Exercise aim ▸ Pick out every line holding the string "由出租方自行处置" and copy it.

Data supplied ▸
━━━━━━━━━━

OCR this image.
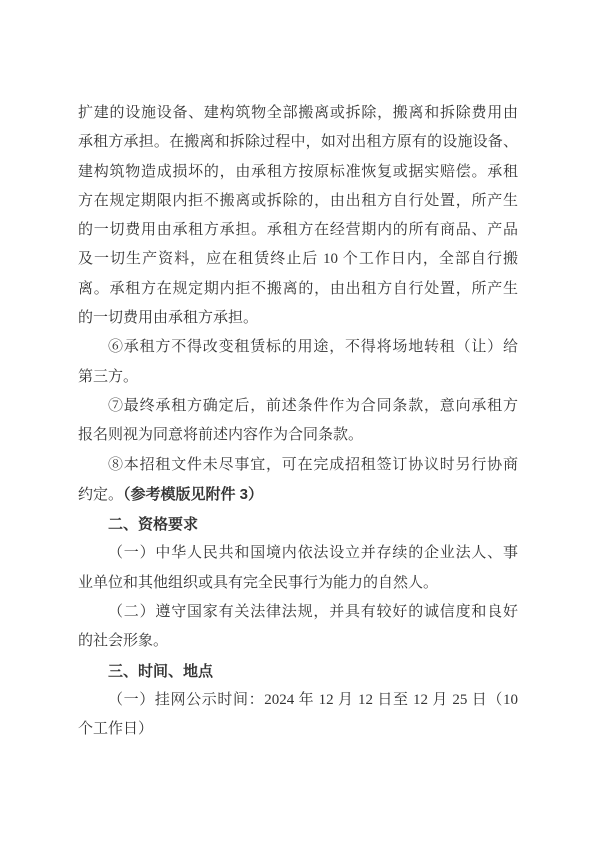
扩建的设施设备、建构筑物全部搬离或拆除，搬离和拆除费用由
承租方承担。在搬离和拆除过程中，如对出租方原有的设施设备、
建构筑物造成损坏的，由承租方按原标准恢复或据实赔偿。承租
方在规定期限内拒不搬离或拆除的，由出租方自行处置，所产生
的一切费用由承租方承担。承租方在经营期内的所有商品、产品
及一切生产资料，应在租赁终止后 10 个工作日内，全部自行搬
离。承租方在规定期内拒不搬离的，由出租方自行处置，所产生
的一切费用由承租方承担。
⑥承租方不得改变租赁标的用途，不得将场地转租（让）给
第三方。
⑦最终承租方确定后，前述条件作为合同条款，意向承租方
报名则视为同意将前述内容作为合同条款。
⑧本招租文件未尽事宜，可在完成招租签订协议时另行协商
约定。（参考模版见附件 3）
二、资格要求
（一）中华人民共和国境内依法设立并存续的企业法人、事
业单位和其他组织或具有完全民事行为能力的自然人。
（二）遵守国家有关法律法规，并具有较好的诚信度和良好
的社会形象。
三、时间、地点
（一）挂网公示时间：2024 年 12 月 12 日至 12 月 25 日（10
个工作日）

━━━━━━━━━━

Task answer ▸
方在规定期限内拒不搬离或拆除的，由出租方自行处置，所产生
离。承租方在规定期内拒不搬离的，由出租方自行处置，所产生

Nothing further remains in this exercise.